Figure contents as structured data:

— Start —

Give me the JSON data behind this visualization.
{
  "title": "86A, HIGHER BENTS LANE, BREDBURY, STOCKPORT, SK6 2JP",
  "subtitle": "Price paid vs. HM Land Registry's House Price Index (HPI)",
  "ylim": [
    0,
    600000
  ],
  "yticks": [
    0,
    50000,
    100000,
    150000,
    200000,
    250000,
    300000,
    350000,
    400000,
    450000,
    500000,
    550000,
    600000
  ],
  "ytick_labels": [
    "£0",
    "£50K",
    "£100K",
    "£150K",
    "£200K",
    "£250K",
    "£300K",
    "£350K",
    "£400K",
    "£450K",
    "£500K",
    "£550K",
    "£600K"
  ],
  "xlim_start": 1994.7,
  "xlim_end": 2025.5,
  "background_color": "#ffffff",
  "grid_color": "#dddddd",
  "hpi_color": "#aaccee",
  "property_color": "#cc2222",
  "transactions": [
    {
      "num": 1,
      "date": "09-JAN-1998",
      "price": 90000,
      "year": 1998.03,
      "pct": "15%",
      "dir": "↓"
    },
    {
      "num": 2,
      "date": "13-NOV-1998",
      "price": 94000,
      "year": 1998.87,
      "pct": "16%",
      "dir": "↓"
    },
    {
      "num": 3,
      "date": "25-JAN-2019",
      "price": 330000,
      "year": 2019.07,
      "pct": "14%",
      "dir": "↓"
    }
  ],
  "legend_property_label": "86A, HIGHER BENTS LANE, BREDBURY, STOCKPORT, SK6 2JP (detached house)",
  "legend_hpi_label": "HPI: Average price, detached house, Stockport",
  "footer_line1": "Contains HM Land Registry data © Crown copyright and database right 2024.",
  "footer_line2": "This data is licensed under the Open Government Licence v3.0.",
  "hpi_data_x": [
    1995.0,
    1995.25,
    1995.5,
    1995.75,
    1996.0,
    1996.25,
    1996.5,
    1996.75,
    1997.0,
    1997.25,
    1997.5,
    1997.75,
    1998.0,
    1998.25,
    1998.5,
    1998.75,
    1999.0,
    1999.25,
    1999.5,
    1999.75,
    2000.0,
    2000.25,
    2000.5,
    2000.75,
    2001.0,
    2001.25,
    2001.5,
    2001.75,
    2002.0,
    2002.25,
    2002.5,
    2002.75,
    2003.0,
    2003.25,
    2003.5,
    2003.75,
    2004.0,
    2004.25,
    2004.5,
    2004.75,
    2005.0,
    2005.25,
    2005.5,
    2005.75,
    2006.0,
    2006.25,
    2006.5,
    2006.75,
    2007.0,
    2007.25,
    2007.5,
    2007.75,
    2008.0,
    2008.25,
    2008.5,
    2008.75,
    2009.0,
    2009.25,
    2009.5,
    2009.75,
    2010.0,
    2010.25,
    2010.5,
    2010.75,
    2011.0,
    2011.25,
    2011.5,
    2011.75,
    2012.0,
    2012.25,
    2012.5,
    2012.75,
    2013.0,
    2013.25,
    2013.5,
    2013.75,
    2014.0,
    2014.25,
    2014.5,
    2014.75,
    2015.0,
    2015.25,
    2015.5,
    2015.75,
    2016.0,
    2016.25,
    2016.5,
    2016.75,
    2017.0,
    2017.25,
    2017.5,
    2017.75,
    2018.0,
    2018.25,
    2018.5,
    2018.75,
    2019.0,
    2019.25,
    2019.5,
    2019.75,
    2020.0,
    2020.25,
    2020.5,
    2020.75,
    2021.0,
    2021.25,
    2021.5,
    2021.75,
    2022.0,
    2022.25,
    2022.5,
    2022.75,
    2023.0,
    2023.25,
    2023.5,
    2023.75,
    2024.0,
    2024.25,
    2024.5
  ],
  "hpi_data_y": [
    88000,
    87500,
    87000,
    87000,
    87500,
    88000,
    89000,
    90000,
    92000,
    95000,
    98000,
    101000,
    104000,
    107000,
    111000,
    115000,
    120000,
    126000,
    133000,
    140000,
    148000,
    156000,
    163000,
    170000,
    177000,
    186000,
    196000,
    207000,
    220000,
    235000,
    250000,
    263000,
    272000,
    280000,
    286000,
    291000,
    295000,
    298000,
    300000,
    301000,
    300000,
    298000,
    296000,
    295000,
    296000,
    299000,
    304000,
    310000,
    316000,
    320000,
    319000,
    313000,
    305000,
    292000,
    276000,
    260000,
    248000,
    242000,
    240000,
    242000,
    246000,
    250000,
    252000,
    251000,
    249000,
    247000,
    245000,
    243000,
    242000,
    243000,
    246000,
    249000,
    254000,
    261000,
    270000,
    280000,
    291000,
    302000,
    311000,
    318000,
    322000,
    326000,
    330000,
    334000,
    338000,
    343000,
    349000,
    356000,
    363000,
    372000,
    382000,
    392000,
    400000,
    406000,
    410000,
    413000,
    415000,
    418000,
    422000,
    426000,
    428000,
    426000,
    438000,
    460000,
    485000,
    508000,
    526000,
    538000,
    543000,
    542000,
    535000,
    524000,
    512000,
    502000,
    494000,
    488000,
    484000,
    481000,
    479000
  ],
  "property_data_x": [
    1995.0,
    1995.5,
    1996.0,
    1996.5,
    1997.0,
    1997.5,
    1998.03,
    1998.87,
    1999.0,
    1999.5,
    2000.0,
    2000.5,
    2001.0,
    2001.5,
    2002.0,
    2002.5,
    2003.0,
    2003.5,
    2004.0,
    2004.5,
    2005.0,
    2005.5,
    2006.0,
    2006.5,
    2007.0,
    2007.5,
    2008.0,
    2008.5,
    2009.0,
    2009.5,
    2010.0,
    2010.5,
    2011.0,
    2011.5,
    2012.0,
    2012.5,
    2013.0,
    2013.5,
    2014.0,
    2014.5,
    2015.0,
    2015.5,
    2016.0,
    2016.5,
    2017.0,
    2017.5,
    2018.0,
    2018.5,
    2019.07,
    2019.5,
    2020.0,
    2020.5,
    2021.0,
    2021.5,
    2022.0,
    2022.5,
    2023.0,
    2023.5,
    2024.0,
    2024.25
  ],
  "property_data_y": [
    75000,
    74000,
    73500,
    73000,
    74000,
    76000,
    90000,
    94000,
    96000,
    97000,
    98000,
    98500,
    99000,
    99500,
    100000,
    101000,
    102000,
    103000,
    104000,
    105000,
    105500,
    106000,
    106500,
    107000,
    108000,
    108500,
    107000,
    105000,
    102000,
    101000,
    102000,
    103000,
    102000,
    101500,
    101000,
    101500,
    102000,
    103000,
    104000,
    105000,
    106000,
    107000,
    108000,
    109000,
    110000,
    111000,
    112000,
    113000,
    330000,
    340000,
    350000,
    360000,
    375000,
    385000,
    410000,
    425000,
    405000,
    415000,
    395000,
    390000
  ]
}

— End —

■ Prompt ■
Look through the entries and return every line where "BREDBURY" appears.

■ Task solution ■
  "title": "86A, HIGHER BENTS LANE, BREDBURY, STOCKPORT, SK6 2JP",
  "legend_property_label": "86A, HIGHER BENTS LANE, BREDBURY, STOCKPORT, SK6 2JP (detached house)",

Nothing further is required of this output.